What the task requires:
Output all the entries word for word. Omit the pictures.

Supplied material:
__________

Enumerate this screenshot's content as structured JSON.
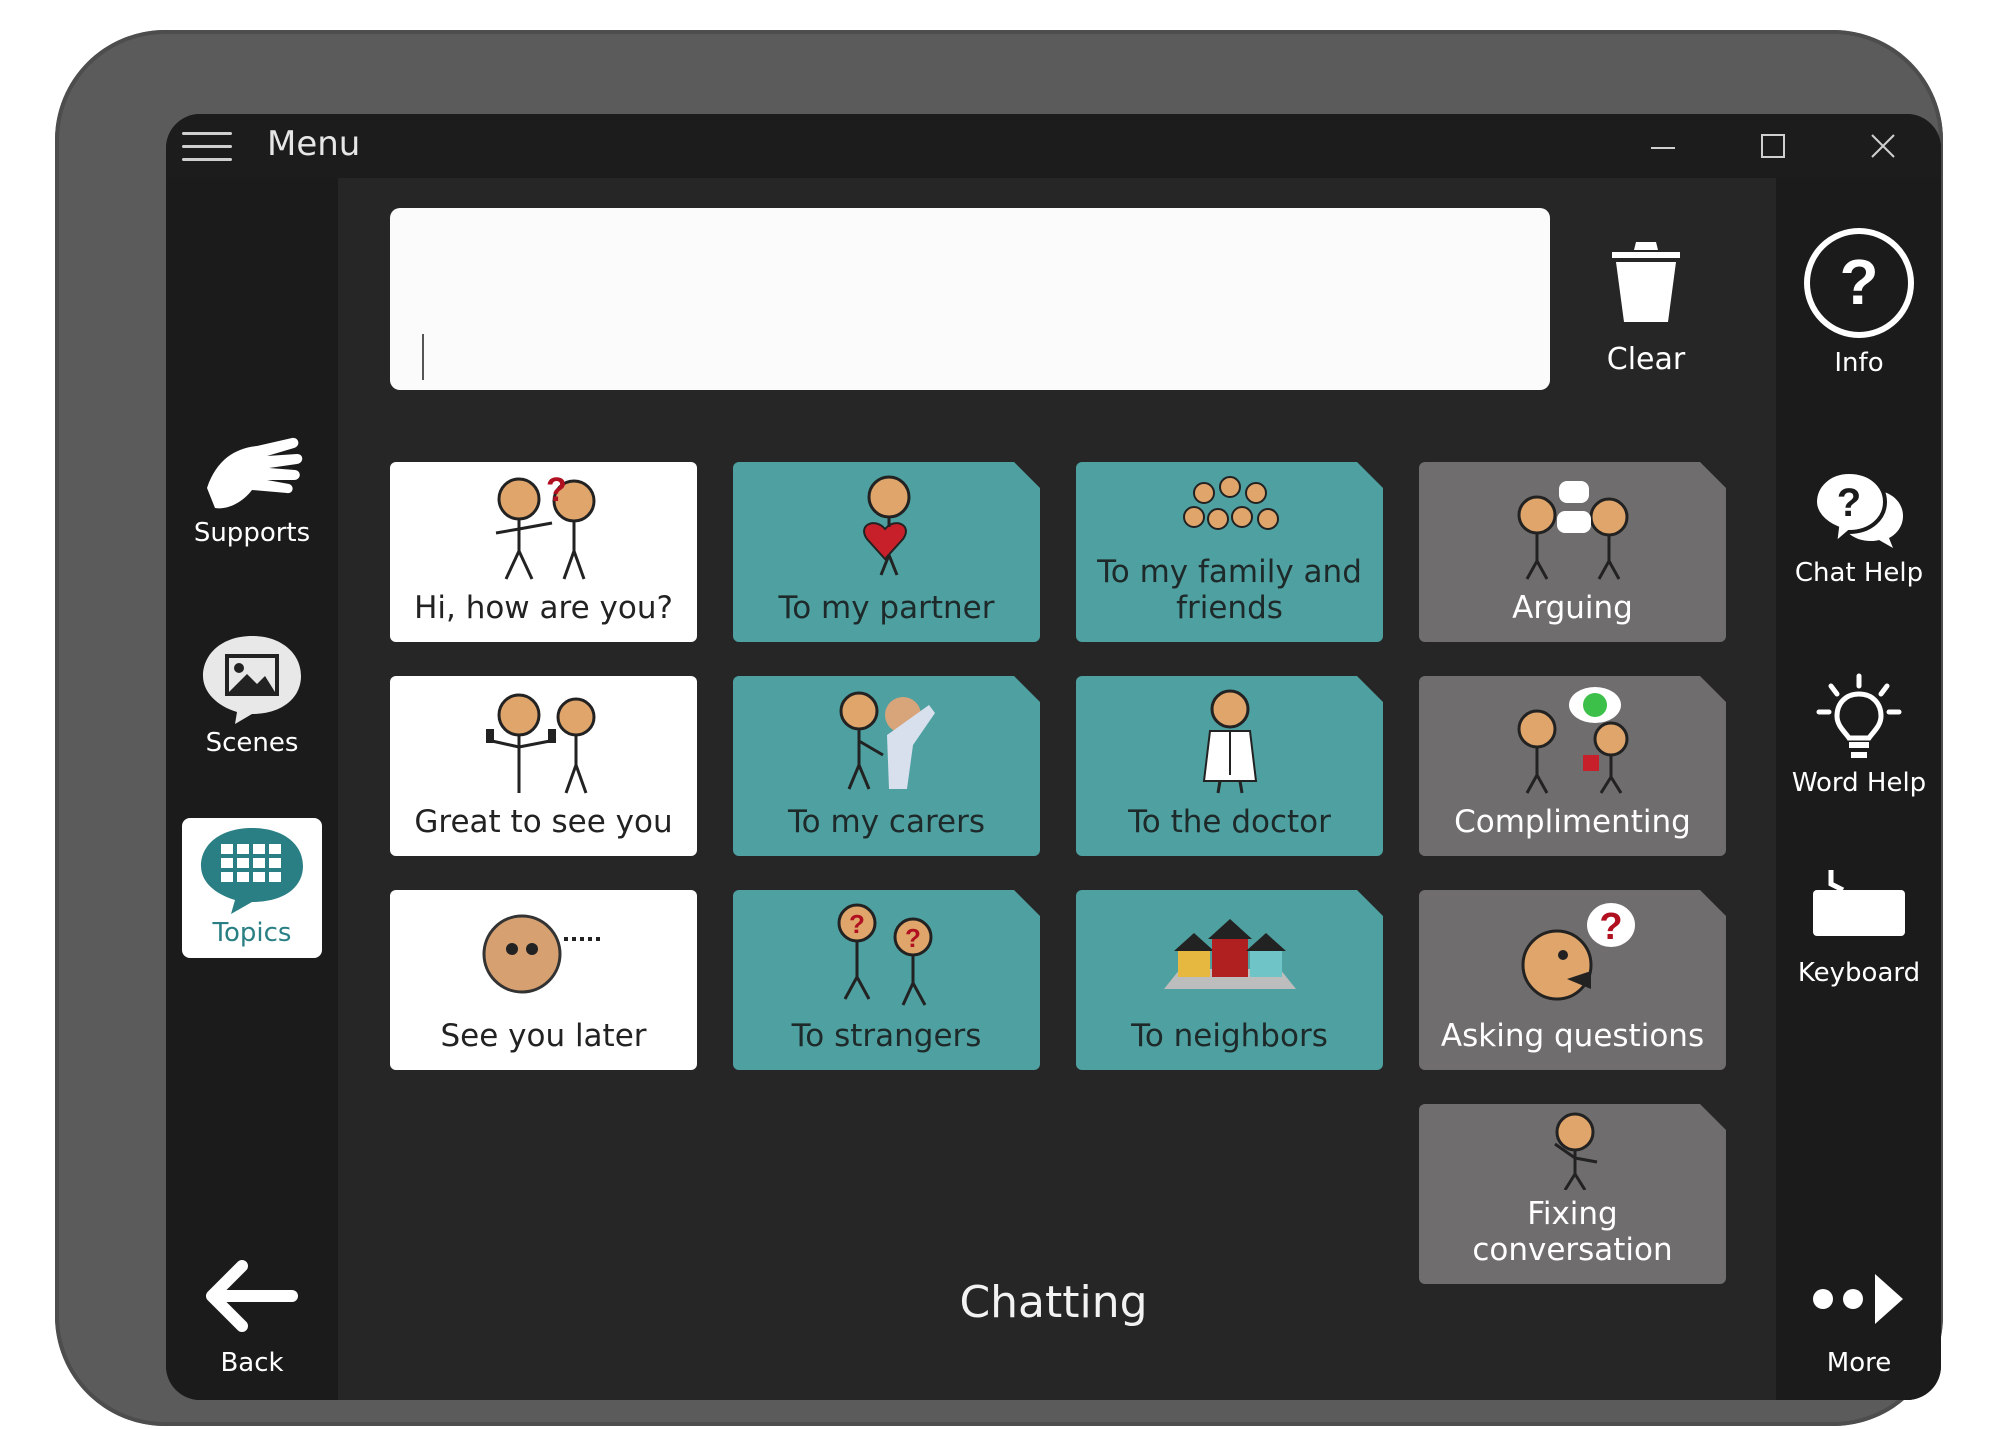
{
  "titlebar": {
    "menu_label": "Menu",
    "icons": [
      "hamburger-icon",
      "minimize-icon",
      "maximize-icon",
      "close-icon"
    ]
  },
  "left_nav": {
    "supports": "Supports",
    "scenes": "Scenes",
    "topics": "Topics",
    "back": "Back"
  },
  "right_nav": {
    "info": "Info",
    "chat_help": "Chat Help",
    "word_help": "Word Help",
    "keyboard": "Keyboard",
    "more": "More"
  },
  "message": {
    "value": ""
  },
  "toolbar": {
    "clear_label": "Clear"
  },
  "grid": {
    "greetings": [
      "Hi, how are you?",
      "Great to see you",
      "See you later"
    ],
    "people": [
      "To my partner",
      "To my carers",
      "To strangers"
    ],
    "people2": [
      "To my family and friends",
      "To the doctor",
      "To neighbors"
    ],
    "skills": [
      "Arguing",
      "Complimenting",
      "Asking questions",
      "Fixing conversation"
    ]
  },
  "page": {
    "title": "Chatting"
  },
  "colors": {
    "teal": "#4fa0a1",
    "grey": "#6f6d6d",
    "white": "#ffffff",
    "frame": "#5b5b5b",
    "accent_text": "#2a7f84"
  }
}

__________

Full solution:
Enumerate this screenshot's content as structured JSON.
{
  "titlebar": {
    "menu_label": "Menu",
    "icons": [
      "hamburger-icon",
      "minimize-icon",
      "maximize-icon",
      "close-icon"
    ]
  },
  "left_nav": {
    "supports": "Supports",
    "scenes": "Scenes",
    "topics": "Topics",
    "back": "Back"
  },
  "right_nav": {
    "info": "Info",
    "chat_help": "Chat Help",
    "word_help": "Word Help",
    "keyboard": "Keyboard",
    "more": "More"
  },
  "message": {
    "value": ""
  },
  "toolbar": {
    "clear_label": "Clear"
  },
  "grid": {
    "greetings": [
      "Hi, how are you?",
      "Great to see you",
      "See you later"
    ],
    "people": [
      "To my partner",
      "To my carers",
      "To strangers"
    ],
    "people2": [
      "To my family and friends",
      "To the doctor",
      "To neighbors"
    ],
    "skills": [
      "Arguing",
      "Complimenting",
      "Asking questions",
      "Fixing conversation"
    ]
  },
  "page": {
    "title": "Chatting"
  },
  "colors": {
    "teal": "#4fa0a1",
    "grey": "#6f6d6d",
    "white": "#ffffff",
    "frame": "#5b5b5b",
    "accent_text": "#2a7f84"
  }
}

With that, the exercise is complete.